> [Your task]
Go through the data below and return each line where the string "استعدادته" appears.

> [Page transcription records]

# # # #

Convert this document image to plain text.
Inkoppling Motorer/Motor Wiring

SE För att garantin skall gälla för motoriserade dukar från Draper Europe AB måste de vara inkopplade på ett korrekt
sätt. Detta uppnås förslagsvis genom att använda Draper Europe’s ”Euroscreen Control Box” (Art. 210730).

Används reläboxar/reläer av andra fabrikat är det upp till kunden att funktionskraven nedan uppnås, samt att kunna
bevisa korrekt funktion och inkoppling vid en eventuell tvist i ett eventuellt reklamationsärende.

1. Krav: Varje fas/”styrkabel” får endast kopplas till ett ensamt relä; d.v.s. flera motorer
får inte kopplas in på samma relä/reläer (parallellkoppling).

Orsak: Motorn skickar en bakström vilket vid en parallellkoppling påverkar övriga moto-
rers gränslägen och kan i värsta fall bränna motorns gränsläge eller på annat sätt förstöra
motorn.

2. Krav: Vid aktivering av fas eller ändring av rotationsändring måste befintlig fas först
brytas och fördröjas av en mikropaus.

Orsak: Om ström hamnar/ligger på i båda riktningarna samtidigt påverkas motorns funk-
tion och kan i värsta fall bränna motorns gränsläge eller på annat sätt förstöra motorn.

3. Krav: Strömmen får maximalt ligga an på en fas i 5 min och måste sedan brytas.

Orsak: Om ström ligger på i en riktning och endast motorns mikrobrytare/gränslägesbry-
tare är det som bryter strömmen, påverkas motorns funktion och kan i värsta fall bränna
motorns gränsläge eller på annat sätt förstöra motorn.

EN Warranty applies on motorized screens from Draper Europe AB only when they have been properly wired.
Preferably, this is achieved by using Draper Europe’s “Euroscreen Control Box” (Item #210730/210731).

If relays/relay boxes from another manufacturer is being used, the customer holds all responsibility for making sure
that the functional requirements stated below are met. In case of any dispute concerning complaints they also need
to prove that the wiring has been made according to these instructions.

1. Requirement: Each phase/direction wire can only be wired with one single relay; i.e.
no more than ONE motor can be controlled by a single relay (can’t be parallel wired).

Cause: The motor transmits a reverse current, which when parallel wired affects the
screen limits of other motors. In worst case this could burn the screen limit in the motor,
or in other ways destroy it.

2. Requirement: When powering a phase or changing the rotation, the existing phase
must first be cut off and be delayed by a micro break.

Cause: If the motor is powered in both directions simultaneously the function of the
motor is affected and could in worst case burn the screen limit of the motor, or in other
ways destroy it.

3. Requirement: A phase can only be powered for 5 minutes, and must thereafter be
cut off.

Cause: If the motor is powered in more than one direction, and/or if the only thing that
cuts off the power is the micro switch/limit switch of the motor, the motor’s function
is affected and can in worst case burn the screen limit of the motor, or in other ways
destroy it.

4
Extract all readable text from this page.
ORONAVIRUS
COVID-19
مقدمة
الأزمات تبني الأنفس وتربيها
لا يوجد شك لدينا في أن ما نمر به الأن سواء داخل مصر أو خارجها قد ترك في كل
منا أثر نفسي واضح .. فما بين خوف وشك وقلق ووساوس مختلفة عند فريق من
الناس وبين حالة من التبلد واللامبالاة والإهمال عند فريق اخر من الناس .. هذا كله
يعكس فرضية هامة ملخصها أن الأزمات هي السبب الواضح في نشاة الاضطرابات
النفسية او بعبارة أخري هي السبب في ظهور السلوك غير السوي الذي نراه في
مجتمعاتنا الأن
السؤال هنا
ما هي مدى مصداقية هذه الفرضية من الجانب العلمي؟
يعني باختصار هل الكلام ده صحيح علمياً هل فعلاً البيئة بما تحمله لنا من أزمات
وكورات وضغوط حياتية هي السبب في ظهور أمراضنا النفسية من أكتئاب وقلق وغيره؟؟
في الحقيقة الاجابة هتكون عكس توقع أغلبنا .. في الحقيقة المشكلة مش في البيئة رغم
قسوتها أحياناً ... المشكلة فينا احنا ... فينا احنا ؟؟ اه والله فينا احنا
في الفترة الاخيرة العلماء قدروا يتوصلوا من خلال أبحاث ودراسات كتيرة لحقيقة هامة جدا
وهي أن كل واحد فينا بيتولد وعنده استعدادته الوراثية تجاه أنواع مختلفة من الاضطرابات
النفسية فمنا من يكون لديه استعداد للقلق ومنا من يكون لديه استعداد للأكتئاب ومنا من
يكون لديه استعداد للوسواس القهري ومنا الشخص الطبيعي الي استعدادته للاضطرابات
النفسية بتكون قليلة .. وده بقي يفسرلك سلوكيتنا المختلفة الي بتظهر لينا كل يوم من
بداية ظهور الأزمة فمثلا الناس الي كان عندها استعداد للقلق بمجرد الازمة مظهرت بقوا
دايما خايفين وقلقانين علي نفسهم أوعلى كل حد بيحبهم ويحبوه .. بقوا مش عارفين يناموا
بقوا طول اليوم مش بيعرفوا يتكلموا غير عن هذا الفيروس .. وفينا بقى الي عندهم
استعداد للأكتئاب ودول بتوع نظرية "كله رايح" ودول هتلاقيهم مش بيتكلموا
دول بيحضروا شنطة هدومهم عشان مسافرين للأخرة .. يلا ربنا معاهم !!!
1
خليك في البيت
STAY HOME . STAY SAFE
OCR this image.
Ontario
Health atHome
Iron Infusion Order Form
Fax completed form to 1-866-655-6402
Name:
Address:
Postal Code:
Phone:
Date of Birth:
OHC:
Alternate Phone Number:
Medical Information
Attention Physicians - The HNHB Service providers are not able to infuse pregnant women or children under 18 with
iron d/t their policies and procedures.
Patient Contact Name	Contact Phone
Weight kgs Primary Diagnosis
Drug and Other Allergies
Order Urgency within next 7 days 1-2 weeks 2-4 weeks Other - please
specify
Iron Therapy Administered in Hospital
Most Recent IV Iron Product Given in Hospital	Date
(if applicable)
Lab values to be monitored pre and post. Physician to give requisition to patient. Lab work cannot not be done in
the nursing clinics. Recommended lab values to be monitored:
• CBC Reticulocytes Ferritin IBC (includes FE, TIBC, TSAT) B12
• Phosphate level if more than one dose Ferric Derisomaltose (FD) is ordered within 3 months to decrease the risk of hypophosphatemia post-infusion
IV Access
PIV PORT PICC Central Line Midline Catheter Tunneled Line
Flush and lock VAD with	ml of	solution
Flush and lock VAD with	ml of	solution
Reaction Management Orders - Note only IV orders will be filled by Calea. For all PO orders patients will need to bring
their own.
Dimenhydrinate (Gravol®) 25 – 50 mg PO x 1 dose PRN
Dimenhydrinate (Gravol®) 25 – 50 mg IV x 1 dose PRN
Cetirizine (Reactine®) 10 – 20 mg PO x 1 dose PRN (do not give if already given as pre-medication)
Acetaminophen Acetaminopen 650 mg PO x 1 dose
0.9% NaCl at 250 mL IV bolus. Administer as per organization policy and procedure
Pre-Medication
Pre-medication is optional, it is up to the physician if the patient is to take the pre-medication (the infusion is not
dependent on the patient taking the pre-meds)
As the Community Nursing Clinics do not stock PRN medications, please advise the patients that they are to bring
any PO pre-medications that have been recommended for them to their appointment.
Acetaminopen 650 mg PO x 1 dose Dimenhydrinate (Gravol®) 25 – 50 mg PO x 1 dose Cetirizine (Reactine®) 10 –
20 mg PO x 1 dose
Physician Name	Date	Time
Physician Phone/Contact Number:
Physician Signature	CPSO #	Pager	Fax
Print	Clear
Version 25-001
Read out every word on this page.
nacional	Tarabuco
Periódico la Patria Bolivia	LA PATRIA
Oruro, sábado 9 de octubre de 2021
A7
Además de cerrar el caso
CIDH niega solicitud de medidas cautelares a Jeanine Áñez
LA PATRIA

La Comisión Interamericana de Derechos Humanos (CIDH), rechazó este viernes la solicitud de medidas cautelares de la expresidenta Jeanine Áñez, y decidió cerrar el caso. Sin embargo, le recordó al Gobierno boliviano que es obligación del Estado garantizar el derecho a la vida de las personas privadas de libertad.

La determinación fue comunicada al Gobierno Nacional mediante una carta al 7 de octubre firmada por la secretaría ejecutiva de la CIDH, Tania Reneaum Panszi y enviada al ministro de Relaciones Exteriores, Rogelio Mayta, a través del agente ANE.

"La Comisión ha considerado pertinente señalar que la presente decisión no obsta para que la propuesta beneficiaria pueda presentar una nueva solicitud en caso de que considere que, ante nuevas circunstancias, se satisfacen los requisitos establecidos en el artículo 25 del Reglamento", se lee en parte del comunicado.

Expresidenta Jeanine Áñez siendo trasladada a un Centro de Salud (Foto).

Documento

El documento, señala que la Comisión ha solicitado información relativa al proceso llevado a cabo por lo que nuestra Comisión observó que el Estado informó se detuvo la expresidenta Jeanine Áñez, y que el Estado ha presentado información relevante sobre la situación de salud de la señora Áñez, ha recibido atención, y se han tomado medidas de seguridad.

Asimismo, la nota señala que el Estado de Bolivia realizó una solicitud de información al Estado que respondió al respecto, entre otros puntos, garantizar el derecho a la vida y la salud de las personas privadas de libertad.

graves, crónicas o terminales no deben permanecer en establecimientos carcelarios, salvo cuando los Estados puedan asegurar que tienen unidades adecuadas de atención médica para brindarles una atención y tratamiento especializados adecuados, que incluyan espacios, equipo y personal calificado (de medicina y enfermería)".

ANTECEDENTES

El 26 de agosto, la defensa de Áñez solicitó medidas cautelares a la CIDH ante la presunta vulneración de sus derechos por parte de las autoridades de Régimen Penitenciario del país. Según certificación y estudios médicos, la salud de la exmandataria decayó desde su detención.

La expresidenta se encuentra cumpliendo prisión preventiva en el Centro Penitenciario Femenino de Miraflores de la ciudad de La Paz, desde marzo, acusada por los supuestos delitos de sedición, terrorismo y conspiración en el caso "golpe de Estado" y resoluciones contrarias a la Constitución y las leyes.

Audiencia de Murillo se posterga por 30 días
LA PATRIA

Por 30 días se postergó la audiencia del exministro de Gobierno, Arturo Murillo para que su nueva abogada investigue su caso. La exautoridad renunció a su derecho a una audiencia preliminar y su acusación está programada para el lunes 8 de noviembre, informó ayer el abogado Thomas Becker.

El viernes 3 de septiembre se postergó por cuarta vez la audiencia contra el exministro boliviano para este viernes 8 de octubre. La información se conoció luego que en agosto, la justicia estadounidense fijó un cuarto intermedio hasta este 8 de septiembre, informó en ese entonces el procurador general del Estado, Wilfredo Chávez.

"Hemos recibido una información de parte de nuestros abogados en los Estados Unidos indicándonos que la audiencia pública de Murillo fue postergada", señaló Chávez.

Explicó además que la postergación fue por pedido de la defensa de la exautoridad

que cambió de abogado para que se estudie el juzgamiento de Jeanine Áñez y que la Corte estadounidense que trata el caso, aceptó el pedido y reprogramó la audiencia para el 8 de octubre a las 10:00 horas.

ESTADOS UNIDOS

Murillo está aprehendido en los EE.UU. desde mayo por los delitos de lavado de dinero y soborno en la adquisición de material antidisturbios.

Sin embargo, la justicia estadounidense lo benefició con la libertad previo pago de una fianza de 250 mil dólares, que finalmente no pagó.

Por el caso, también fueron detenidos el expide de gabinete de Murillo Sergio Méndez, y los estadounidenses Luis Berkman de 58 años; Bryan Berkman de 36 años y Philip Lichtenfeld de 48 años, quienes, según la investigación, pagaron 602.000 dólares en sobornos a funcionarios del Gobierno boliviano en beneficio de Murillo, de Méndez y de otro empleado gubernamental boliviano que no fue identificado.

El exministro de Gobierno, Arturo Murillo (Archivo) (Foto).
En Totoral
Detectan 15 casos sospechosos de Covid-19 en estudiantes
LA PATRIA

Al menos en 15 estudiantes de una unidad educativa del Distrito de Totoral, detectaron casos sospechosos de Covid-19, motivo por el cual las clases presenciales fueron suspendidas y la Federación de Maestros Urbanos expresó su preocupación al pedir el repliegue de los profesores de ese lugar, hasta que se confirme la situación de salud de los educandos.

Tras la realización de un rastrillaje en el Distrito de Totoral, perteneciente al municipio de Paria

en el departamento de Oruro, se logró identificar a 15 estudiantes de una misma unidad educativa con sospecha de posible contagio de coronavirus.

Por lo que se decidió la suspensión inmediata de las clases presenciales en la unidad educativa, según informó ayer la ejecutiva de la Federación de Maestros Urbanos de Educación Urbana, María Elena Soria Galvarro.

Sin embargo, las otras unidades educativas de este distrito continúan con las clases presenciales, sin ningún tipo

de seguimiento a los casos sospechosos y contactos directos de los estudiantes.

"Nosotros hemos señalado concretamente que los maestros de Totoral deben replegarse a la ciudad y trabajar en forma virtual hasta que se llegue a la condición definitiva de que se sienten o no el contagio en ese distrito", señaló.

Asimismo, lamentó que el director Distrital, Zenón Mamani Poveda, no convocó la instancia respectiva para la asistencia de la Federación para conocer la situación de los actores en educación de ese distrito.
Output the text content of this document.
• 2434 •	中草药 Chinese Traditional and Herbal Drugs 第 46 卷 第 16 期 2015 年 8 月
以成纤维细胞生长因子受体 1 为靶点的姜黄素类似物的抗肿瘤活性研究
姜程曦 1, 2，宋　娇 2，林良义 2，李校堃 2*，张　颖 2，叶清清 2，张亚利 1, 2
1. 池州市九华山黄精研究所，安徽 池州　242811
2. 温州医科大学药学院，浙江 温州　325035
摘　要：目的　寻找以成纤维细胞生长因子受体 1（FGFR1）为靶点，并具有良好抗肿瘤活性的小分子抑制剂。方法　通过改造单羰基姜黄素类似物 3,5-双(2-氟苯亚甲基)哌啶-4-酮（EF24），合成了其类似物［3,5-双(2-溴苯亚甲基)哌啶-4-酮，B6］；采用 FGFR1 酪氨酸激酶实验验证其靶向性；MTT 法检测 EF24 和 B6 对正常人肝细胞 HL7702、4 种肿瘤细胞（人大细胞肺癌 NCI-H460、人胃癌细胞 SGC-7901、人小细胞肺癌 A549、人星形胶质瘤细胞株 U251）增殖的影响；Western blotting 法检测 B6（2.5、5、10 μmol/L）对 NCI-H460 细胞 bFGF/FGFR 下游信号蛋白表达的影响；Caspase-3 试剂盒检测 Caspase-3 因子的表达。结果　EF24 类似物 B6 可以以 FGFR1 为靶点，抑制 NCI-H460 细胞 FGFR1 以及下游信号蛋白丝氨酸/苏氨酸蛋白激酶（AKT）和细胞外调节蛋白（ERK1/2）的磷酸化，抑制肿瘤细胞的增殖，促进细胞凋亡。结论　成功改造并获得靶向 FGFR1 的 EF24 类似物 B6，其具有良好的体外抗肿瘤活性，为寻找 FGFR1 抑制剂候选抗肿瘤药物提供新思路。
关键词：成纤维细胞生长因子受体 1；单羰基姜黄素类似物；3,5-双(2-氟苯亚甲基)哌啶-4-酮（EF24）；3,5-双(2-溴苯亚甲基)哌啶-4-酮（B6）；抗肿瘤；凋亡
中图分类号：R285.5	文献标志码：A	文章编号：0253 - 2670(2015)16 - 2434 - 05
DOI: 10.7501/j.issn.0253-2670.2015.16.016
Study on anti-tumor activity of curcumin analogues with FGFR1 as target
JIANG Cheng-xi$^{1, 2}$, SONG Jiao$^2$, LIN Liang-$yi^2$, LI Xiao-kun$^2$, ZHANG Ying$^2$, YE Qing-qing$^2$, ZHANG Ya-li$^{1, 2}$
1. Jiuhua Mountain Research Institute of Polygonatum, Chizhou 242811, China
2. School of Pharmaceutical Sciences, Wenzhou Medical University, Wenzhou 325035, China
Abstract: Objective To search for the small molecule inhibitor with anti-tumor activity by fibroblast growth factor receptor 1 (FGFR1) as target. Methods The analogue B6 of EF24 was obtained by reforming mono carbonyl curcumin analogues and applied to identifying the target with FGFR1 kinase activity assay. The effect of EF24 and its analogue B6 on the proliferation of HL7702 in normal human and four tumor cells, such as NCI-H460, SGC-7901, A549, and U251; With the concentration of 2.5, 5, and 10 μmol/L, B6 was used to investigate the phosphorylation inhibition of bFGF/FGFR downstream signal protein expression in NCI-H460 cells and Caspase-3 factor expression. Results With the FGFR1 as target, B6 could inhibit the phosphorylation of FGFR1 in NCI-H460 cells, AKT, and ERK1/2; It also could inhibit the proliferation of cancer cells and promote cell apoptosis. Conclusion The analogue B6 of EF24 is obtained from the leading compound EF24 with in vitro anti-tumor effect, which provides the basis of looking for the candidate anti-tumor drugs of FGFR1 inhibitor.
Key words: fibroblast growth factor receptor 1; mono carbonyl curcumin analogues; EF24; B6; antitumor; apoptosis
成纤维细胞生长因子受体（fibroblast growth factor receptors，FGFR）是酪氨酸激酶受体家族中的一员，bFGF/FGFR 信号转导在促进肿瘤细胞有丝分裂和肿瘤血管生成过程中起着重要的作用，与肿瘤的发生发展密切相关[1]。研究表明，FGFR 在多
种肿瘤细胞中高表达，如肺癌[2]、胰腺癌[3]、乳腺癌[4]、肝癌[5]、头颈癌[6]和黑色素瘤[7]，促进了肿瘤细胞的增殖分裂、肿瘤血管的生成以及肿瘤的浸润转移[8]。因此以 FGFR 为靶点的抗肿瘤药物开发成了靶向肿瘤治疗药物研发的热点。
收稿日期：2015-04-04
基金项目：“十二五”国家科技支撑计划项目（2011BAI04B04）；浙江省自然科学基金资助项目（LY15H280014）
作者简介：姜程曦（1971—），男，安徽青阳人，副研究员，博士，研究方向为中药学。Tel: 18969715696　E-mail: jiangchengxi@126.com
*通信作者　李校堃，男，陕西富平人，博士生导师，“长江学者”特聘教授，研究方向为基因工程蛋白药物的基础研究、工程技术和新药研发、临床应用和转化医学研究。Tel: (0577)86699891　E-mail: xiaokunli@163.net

# # # #

> [Solution to the exercise]
وهي أن كل واحد فينا بيتولد وعنده استعدادته الوراثية تجاه أنواع مختلفة من الاضطرابات
يكون لديه استعداد للوسواس القهري ومنا الشخص الطبيعي الي استعدادته للاضطرابات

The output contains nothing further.